═════ INFORMATION SHOWN ═════

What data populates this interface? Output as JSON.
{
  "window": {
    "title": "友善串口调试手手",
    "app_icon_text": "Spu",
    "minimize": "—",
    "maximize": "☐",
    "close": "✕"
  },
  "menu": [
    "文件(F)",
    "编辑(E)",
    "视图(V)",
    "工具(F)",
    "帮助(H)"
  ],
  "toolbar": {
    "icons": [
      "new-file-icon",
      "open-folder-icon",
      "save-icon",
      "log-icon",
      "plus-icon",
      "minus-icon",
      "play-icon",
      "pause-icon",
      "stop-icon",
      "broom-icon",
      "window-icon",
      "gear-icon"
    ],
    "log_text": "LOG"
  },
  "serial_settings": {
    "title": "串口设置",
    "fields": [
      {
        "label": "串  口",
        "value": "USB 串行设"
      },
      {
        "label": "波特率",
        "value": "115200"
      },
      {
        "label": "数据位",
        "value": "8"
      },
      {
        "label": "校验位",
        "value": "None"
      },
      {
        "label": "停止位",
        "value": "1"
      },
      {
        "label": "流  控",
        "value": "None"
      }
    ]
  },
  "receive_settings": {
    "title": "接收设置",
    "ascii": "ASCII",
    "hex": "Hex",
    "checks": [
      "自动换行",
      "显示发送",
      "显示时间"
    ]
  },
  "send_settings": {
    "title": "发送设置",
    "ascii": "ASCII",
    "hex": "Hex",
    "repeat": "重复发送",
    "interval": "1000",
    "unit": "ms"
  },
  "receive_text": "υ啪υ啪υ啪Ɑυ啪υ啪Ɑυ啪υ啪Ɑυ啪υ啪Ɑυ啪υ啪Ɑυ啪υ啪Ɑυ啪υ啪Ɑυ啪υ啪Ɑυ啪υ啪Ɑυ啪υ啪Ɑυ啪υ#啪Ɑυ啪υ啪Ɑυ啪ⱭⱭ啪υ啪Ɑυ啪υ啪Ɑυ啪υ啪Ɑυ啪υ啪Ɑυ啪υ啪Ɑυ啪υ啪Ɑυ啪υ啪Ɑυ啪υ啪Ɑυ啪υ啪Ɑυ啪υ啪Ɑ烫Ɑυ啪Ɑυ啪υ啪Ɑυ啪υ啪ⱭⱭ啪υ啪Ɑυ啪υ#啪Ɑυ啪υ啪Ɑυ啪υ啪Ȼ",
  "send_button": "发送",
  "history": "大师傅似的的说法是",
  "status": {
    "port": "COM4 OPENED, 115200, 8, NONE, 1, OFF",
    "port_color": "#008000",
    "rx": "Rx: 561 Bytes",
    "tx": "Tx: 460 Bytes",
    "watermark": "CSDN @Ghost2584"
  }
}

═════

→ **THE EXERCISE**
All of the entries need to be reproduced exactly; please write them out.

→ **RESPONSE TO THE TASK**
What data populates this interface? Output as JSON.
{
  "window": {
    "title": "友善串口调试手手",
    "app_icon_text": "Spu",
    "minimize": "—",
    "maximize": "☐",
    "close": "✕"
  },
  "menu": [
    "文件(F)",
    "编辑(E)",
    "视图(V)",
    "工具(F)",
    "帮助(H)"
  ],
  "toolbar": {
    "icons": [
      "new-file-icon",
      "open-folder-icon",
      "save-icon",
      "log-icon",
      "plus-icon",
      "minus-icon",
      "play-icon",
      "pause-icon",
      "stop-icon",
      "broom-icon",
      "window-icon",
      "gear-icon"
    ],
    "log_text": "LOG"
  },
  "serial_settings": {
    "title": "串口设置",
    "fields": [
      {
        "label": "串  口",
        "value": "USB 串行设"
      },
      {
        "label": "波特率",
        "value": "115200"
      },
      {
        "label": "数据位",
        "value": "8"
      },
      {
        "label": "校验位",
        "value": "None"
      },
      {
        "label": "停止位",
        "value": "1"
      },
      {
        "label": "流  控",
        "value": "None"
      }
    ]
  },
  "receive_settings": {
    "title": "接收设置",
    "ascii": "ASCII",
    "hex": "Hex",
    "checks": [
      "自动换行",
      "显示发送",
      "显示时间"
    ]
  },
  "send_settings": {
    "title": "发送设置",
    "ascii": "ASCII",
    "hex": "Hex",
    "repeat": "重复发送",
    "interval": "1000",
    "unit": "ms"
  },
  "receive_text": "υ啪υ啪υ啪Ɑυ啪υ啪Ɑυ啪υ啪Ɑυ啪υ啪Ɑυ啪υ啪Ɑυ啪υ啪Ɑυ啪υ啪Ɑυ啪υ啪Ɑυ啪υ啪Ɑυ啪υ啪Ɑυ啪υ#啪Ɑυ啪υ啪Ɑυ啪ⱭⱭ啪υ啪Ɑυ啪υ啪Ɑυ啪υ啪Ɑυ啪υ啪Ɑυ啪υ啪Ɑυ啪υ啪Ɑυ啪υ啪Ɑυ啪υ啪Ɑυ啪υ啪Ɑυ啪υ啪Ɑ烫Ɑυ啪Ɑυ啪υ啪Ɑυ啪υ啪ⱭⱭ啪υ啪Ɑυ啪υ#啪Ɑυ啪υ啪Ɑυ啪υ啪Ȼ",
  "send_button": "发送",
  "history": "大师傅似的的说法是",
  "status": {
    "port": "COM4 OPENED, 115200, 8, NONE, 1, OFF",
    "port_color": "#008000",
    "rx": "Rx: 561 Bytes",
    "tx": "Tx: 460 Bytes",
    "watermark": "CSDN @Ghost2584"
  }
}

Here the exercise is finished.